Entries
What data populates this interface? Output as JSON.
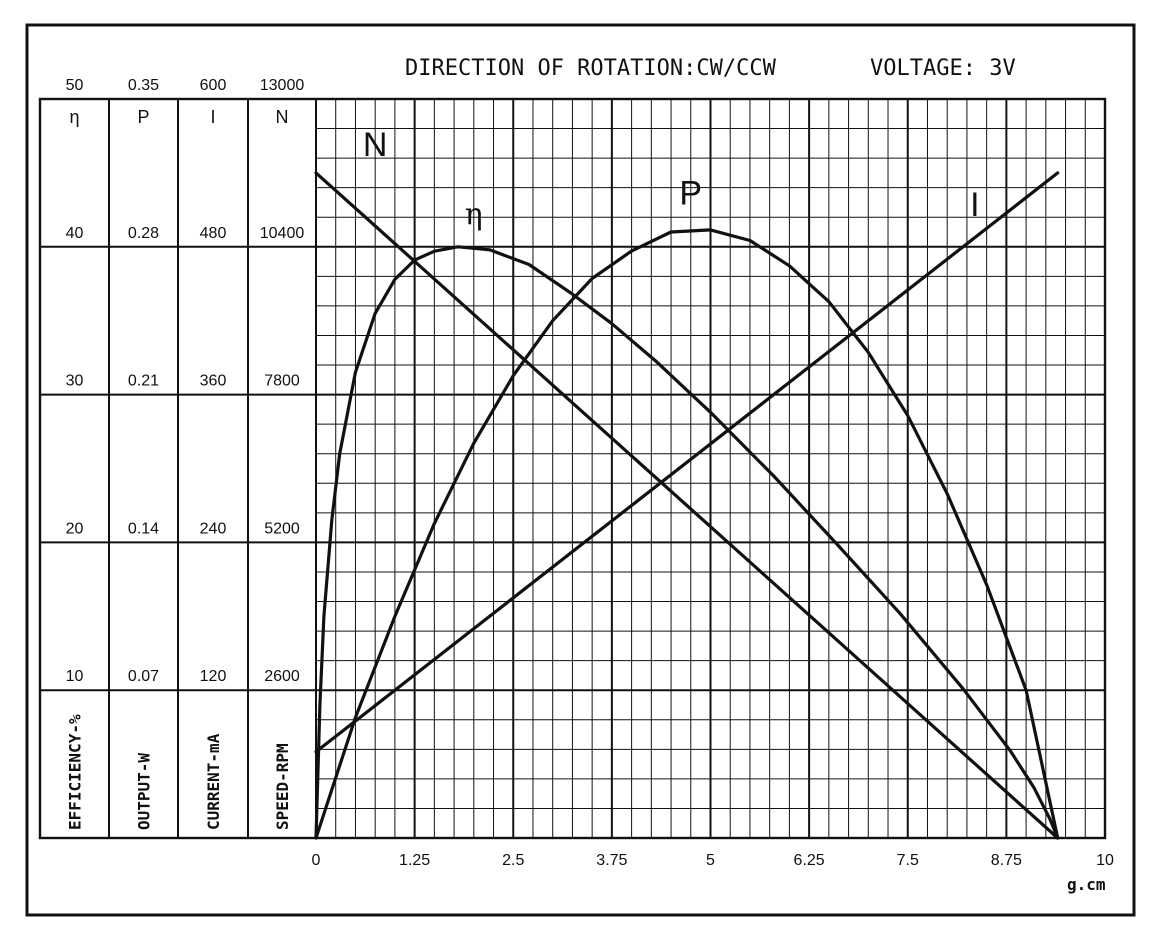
{
  "chart_data": {
    "type": "line",
    "title": "DIRECTION OF ROTATION:CW/CCW",
    "voltage": "VOLTAGE: 3V",
    "x": {
      "ticks": [
        "0",
        "1.25",
        "2.5",
        "3.75",
        "5",
        "6.25",
        "7.5",
        "8.75",
        "10"
      ],
      "range": [
        0,
        10
      ],
      "unit": "g.cm"
    },
    "axes": [
      {
        "key": "eta",
        "symbol": "η",
        "unit": "EFFICIENCY-%",
        "max": 50,
        "ticks": [
          "50",
          "40",
          "30",
          "20",
          "10"
        ]
      },
      {
        "key": "P",
        "symbol": "P",
        "unit": "OUTPUT-W",
        "max": 0.35,
        "ticks": [
          "0.35",
          "0.28",
          "0.21",
          "0.14",
          "0.07"
        ]
      },
      {
        "key": "I",
        "symbol": "I",
        "unit": "CURRENT-mA",
        "max": 600,
        "ticks": [
          "600",
          "480",
          "360",
          "240",
          "120"
        ]
      },
      {
        "key": "N",
        "symbol": "N",
        "unit": "SPEED-RPM",
        "max": 13000,
        "ticks": [
          "13000",
          "10400",
          "7800",
          "5200",
          "2600"
        ]
      }
    ],
    "series": [
      {
        "name": "N",
        "axis": "N",
        "x": [
          0,
          9.4
        ],
        "values": [
          11700,
          0
        ]
      },
      {
        "name": "I",
        "axis": "I",
        "x": [
          0,
          9.4
        ],
        "values": [
          70,
          540
        ]
      },
      {
        "name": "P",
        "axis": "P",
        "x": [
          0,
          0.5,
          1,
          1.5,
          2,
          2.5,
          3,
          3.5,
          4,
          4.5,
          5,
          5.5,
          6,
          6.5,
          7,
          7.5,
          8,
          8.5,
          9,
          9.4
        ],
        "values": [
          0,
          0.057,
          0.105,
          0.149,
          0.187,
          0.219,
          0.245,
          0.265,
          0.278,
          0.287,
          0.288,
          0.283,
          0.271,
          0.254,
          0.23,
          0.2,
          0.163,
          0.12,
          0.07,
          0
        ]
      },
      {
        "name": "η",
        "axis": "eta",
        "x": [
          0,
          0.05,
          0.1,
          0.2,
          0.3,
          0.5,
          0.75,
          1,
          1.25,
          1.5,
          1.8,
          2.2,
          2.7,
          3.25,
          3.75,
          4.3,
          5,
          5.8,
          6.6,
          7.4,
          8.2,
          8.8,
          9.1,
          9.3,
          9.4
        ],
        "values": [
          0,
          9,
          15,
          21.5,
          26,
          31.5,
          35.5,
          37.8,
          39.1,
          39.7,
          40,
          39.8,
          38.8,
          36.8,
          34.8,
          32.3,
          28.8,
          24.5,
          19.9,
          15.2,
          10.1,
          5.9,
          3.4,
          1.3,
          0
        ]
      }
    ],
    "labels": [
      {
        "text": "N",
        "x": 0.75,
        "value": 12000,
        "axis": "N"
      },
      {
        "text": "η",
        "x": 2.0,
        "value": 41.5,
        "axis": "eta"
      },
      {
        "text": "P",
        "x": 4.75,
        "value": 0.3,
        "axis": "P"
      },
      {
        "text": "I",
        "x": 8.35,
        "value": 505,
        "axis": "I"
      }
    ],
    "grid": true
  }
}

Work to complete
Skipping the pictures, transcribe each line above exactly as it appears.

Solution for this exercise
What data populates this interface? Output as JSON.
{
  "chart_data": {
    "type": "line",
    "title": "DIRECTION OF ROTATION:CW/CCW",
    "voltage": "VOLTAGE: 3V",
    "x": {
      "ticks": [
        "0",
        "1.25",
        "2.5",
        "3.75",
        "5",
        "6.25",
        "7.5",
        "8.75",
        "10"
      ],
      "range": [
        0,
        10
      ],
      "unit": "g.cm"
    },
    "axes": [
      {
        "key": "eta",
        "symbol": "η",
        "unit": "EFFICIENCY-%",
        "max": 50,
        "ticks": [
          "50",
          "40",
          "30",
          "20",
          "10"
        ]
      },
      {
        "key": "P",
        "symbol": "P",
        "unit": "OUTPUT-W",
        "max": 0.35,
        "ticks": [
          "0.35",
          "0.28",
          "0.21",
          "0.14",
          "0.07"
        ]
      },
      {
        "key": "I",
        "symbol": "I",
        "unit": "CURRENT-mA",
        "max": 600,
        "ticks": [
          "600",
          "480",
          "360",
          "240",
          "120"
        ]
      },
      {
        "key": "N",
        "symbol": "N",
        "unit": "SPEED-RPM",
        "max": 13000,
        "ticks": [
          "13000",
          "10400",
          "7800",
          "5200",
          "2600"
        ]
      }
    ],
    "series": [
      {
        "name": "N",
        "axis": "N",
        "x": [
          0,
          9.4
        ],
        "values": [
          11700,
          0
        ]
      },
      {
        "name": "I",
        "axis": "I",
        "x": [
          0,
          9.4
        ],
        "values": [
          70,
          540
        ]
      },
      {
        "name": "P",
        "axis": "P",
        "x": [
          0,
          0.5,
          1,
          1.5,
          2,
          2.5,
          3,
          3.5,
          4,
          4.5,
          5,
          5.5,
          6,
          6.5,
          7,
          7.5,
          8,
          8.5,
          9,
          9.4
        ],
        "values": [
          0,
          0.057,
          0.105,
          0.149,
          0.187,
          0.219,
          0.245,
          0.265,
          0.278,
          0.287,
          0.288,
          0.283,
          0.271,
          0.254,
          0.23,
          0.2,
          0.163,
          0.12,
          0.07,
          0
        ]
      },
      {
        "name": "η",
        "axis": "eta",
        "x": [
          0,
          0.05,
          0.1,
          0.2,
          0.3,
          0.5,
          0.75,
          1,
          1.25,
          1.5,
          1.8,
          2.2,
          2.7,
          3.25,
          3.75,
          4.3,
          5,
          5.8,
          6.6,
          7.4,
          8.2,
          8.8,
          9.1,
          9.3,
          9.4
        ],
        "values": [
          0,
          9,
          15,
          21.5,
          26,
          31.5,
          35.5,
          37.8,
          39.1,
          39.7,
          40,
          39.8,
          38.8,
          36.8,
          34.8,
          32.3,
          28.8,
          24.5,
          19.9,
          15.2,
          10.1,
          5.9,
          3.4,
          1.3,
          0
        ]
      }
    ],
    "labels": [
      {
        "text": "N",
        "x": 0.75,
        "value": 12000,
        "axis": "N"
      },
      {
        "text": "η",
        "x": 2.0,
        "value": 41.5,
        "axis": "eta"
      },
      {
        "text": "P",
        "x": 4.75,
        "value": 0.3,
        "axis": "P"
      },
      {
        "text": "I",
        "x": 8.35,
        "value": 505,
        "axis": "I"
      }
    ],
    "grid": true
  }
}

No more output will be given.